Records >>
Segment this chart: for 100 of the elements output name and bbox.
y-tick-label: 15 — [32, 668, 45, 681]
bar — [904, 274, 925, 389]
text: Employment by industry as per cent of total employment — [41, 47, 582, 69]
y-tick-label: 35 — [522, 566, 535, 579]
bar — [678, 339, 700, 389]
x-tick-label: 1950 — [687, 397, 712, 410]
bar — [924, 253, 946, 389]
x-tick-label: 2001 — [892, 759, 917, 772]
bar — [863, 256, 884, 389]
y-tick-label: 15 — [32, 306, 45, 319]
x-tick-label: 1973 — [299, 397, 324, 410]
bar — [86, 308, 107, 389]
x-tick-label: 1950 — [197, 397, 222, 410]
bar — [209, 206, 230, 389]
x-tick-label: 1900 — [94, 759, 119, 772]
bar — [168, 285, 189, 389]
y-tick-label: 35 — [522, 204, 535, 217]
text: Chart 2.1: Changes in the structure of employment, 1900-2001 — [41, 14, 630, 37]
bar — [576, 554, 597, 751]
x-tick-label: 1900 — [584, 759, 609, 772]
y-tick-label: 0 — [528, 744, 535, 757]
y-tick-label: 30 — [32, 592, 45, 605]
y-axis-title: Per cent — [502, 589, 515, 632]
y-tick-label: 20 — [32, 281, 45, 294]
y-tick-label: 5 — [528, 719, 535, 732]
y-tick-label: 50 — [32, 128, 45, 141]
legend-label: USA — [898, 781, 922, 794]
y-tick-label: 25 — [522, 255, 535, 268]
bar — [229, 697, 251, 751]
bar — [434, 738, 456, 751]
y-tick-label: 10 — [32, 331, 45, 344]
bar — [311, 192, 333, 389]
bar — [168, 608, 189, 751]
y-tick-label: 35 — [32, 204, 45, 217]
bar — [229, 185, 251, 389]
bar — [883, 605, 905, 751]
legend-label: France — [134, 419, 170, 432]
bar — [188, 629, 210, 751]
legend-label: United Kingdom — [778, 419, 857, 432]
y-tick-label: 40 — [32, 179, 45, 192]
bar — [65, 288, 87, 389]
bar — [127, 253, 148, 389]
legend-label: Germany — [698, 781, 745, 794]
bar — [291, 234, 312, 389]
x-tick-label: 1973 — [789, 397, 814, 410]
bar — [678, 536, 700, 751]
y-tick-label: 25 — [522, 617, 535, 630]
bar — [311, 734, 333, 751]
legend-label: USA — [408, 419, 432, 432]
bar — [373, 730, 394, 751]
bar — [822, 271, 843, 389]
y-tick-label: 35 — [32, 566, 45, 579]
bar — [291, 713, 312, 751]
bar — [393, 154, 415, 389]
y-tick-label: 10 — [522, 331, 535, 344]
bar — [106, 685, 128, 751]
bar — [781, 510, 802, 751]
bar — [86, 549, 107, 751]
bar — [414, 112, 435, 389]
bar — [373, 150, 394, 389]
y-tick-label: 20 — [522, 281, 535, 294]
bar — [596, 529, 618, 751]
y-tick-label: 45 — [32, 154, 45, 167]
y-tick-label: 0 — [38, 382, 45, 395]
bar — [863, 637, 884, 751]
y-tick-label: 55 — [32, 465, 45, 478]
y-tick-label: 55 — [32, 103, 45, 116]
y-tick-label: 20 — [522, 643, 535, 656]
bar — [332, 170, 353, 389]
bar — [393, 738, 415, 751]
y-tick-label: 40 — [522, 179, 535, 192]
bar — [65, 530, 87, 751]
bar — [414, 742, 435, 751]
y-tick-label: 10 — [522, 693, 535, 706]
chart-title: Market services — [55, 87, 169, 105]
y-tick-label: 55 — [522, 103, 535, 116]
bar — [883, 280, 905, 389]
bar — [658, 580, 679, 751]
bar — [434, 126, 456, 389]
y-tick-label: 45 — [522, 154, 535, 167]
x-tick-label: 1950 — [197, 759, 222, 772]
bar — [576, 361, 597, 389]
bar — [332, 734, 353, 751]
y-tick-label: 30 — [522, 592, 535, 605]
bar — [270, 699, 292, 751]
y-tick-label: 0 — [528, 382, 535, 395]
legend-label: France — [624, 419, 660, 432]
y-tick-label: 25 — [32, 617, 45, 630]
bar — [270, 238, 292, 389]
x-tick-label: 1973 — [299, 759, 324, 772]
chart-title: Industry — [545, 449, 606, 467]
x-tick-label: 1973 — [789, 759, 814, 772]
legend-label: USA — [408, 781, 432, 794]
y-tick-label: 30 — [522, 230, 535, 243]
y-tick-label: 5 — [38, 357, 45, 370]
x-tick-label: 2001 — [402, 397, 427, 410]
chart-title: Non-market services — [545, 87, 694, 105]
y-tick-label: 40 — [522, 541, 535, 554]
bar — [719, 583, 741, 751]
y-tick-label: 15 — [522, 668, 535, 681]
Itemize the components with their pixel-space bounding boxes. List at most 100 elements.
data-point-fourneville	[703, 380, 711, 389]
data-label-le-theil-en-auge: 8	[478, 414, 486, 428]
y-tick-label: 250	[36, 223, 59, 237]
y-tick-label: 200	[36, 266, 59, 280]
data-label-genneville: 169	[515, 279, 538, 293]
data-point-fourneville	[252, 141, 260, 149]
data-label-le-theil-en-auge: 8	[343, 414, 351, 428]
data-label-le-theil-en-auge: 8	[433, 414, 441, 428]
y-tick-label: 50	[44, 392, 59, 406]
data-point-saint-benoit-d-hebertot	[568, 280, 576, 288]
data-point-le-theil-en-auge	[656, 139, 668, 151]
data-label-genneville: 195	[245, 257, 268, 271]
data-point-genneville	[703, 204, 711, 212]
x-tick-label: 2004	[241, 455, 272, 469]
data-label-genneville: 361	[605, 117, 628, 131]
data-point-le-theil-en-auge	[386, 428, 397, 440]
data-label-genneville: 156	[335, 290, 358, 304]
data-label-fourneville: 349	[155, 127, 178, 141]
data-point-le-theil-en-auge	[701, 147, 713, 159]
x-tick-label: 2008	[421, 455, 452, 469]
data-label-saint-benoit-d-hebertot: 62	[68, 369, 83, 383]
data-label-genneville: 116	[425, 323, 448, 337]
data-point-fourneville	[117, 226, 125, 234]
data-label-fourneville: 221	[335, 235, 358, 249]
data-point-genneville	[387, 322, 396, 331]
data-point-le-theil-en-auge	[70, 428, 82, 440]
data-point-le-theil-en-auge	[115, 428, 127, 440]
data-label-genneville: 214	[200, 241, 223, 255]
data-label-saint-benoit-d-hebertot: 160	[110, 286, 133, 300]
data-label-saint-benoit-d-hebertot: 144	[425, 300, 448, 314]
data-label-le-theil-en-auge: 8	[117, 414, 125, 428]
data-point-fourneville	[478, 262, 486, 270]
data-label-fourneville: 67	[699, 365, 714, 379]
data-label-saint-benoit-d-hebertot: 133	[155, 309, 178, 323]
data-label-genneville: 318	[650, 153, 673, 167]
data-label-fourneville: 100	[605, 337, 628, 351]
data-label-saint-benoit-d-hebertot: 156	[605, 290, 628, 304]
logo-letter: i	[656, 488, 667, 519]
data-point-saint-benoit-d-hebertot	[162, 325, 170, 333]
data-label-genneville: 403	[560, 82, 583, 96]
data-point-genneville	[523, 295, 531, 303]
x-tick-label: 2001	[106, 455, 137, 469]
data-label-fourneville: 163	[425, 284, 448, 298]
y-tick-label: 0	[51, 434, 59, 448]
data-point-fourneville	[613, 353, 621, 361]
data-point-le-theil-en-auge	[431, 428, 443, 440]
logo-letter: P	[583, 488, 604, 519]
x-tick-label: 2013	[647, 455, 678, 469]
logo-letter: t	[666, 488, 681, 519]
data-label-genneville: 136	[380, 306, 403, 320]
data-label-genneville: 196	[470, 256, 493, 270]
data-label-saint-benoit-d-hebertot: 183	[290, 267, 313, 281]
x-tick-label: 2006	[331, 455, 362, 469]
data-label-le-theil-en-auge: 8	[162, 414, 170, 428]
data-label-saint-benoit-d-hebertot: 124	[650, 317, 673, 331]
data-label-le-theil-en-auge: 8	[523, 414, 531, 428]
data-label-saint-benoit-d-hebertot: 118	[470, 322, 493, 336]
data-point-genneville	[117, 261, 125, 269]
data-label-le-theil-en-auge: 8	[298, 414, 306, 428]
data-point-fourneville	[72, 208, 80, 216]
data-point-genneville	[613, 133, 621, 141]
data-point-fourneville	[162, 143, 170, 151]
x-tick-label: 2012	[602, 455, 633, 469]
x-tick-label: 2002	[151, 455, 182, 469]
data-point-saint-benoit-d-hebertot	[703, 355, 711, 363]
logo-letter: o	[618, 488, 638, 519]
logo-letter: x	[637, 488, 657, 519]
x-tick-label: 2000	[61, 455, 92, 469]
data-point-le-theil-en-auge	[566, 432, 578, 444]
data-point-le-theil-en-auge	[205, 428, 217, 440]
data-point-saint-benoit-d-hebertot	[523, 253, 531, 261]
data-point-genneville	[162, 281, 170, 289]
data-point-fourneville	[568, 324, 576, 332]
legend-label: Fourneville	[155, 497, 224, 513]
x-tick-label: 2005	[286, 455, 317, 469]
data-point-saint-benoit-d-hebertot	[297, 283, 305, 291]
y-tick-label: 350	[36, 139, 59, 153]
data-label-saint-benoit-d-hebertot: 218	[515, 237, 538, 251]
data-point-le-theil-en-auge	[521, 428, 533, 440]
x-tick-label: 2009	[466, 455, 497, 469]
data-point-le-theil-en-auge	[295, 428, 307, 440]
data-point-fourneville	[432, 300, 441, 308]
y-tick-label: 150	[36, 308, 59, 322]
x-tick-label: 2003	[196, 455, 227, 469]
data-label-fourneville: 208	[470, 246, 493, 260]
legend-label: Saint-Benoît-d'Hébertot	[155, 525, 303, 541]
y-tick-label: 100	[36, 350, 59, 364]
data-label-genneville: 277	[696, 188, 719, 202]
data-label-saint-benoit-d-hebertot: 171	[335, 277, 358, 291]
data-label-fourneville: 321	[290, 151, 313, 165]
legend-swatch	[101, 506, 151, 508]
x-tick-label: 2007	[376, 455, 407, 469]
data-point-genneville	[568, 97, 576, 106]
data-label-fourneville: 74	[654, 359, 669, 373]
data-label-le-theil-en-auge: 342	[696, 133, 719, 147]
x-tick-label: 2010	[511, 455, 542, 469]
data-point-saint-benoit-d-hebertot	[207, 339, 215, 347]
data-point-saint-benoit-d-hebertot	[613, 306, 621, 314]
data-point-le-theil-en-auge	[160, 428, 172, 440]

Given task >>
Copy out every line of the items, without changes, from the start of the items through the line holding "legend-label: USA — [408, 419, 432, 432]", including that line.

Correct output >>
Segment this chart: for 100 of the elements output name and bbox.
y-tick-label: 15 — [32, 668, 45, 681]
bar — [904, 274, 925, 389]
text: Employment by industry as per cent of total employment — [41, 47, 582, 69]
y-tick-label: 35 — [522, 566, 535, 579]
bar — [678, 339, 700, 389]
x-tick-label: 1950 — [687, 397, 712, 410]
bar — [924, 253, 946, 389]
x-tick-label: 2001 — [892, 759, 917, 772]
bar — [863, 256, 884, 389]
y-tick-label: 15 — [32, 306, 45, 319]
x-tick-label: 1973 — [299, 397, 324, 410]
bar — [86, 308, 107, 389]
x-tick-label: 1950 — [197, 397, 222, 410]
bar — [209, 206, 230, 389]
x-tick-label: 1900 — [94, 759, 119, 772]
bar — [168, 285, 189, 389]
y-tick-label: 35 — [522, 204, 535, 217]
text: Chart 2.1: Changes in the structure of employment, 1900-2001 — [41, 14, 630, 37]
bar — [576, 554, 597, 751]
x-tick-label: 1900 — [584, 759, 609, 772]
y-tick-label: 0 — [528, 744, 535, 757]
y-tick-label: 30 — [32, 592, 45, 605]
y-axis-title: Per cent — [502, 589, 515, 632]
y-tick-label: 20 — [32, 281, 45, 294]
y-tick-label: 5 — [528, 719, 535, 732]
y-tick-label: 50 — [32, 128, 45, 141]
legend-label: USA — [898, 781, 922, 794]
y-tick-label: 25 — [522, 255, 535, 268]
bar — [229, 697, 251, 751]
bar — [434, 738, 456, 751]
y-tick-label: 10 — [32, 331, 45, 344]
bar — [311, 192, 333, 389]
bar — [168, 608, 189, 751]
y-tick-label: 35 — [32, 204, 45, 217]
bar — [229, 185, 251, 389]
bar — [883, 605, 905, 751]
legend-label: France — [134, 419, 170, 432]
bar — [188, 629, 210, 751]
legend-label: United Kingdom — [778, 419, 857, 432]
y-tick-label: 40 — [32, 179, 45, 192]
bar — [65, 288, 87, 389]
bar — [127, 253, 148, 389]
legend-label: Germany — [698, 781, 745, 794]
bar — [291, 234, 312, 389]
x-tick-label: 1973 — [789, 397, 814, 410]
bar — [678, 536, 700, 751]
y-tick-label: 25 — [522, 617, 535, 630]
bar — [311, 734, 333, 751]
legend-label: USA — [408, 419, 432, 432]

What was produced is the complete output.